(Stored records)
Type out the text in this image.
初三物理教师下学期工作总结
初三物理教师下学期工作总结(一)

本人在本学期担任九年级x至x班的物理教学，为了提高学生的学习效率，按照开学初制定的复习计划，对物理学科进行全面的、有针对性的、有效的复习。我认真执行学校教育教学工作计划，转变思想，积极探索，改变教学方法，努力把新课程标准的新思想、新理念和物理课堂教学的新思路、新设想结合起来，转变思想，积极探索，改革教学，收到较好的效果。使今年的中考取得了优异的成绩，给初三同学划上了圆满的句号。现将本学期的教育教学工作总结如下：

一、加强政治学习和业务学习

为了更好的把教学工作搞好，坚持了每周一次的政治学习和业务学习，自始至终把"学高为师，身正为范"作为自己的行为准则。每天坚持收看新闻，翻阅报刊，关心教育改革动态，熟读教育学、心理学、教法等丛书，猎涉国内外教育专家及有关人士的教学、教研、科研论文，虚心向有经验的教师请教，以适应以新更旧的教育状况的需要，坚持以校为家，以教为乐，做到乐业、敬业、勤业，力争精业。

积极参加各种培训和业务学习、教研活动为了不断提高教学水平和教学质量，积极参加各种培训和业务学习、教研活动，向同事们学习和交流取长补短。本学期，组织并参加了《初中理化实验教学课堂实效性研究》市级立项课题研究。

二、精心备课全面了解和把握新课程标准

● Directions
Restate the records, all of them, precisely as written.

● The response
Type out the text in this image.
初三物理教师下学期工作总结
初三物理教师下学期工作总结(一)

本人在本学期担任九年级x至x班的物理教学，为了提高学生的学习效率，按照开学初制定的复习计划，对物理学科进行全面的、有针对性的、有效的复习。我认真执行学校教育教学工作计划，转变思想，积极探索，改变教学方法，努力把新课程标准的新思想、新理念和物理课堂教学的新思路、新设想结合起来，转变思想，积极探索，改革教学，收到较好的效果。使今年的中考取得了优异的成绩，给初三同学划上了圆满的句号。现将本学期的教育教学工作总结如下：

一、加强政治学习和业务学习

为了更好的把教学工作搞好，坚持了每周一次的政治学习和业务学习，自始至终把"学高为师，身正为范"作为自己的行为准则。每天坚持收看新闻，翻阅报刊，关心教育改革动态，熟读教育学、心理学、教法等丛书，猎涉国内外教育专家及有关人士的教学、教研、科研论文，虚心向有经验的教师请教，以适应以新更旧的教育状况的需要，坚持以校为家，以教为乐，做到乐业、敬业、勤业，力争精业。

积极参加各种培训和业务学习、教研活动为了不断提高教学水平和教学质量，积极参加各种培训和业务学习、教研活动，向同事们学习和交流取长补短。本学期，组织并参加了《初中理化实验教学课堂实效性研究》市级立项课题研究。

二、精心备课全面了解和把握新课程标准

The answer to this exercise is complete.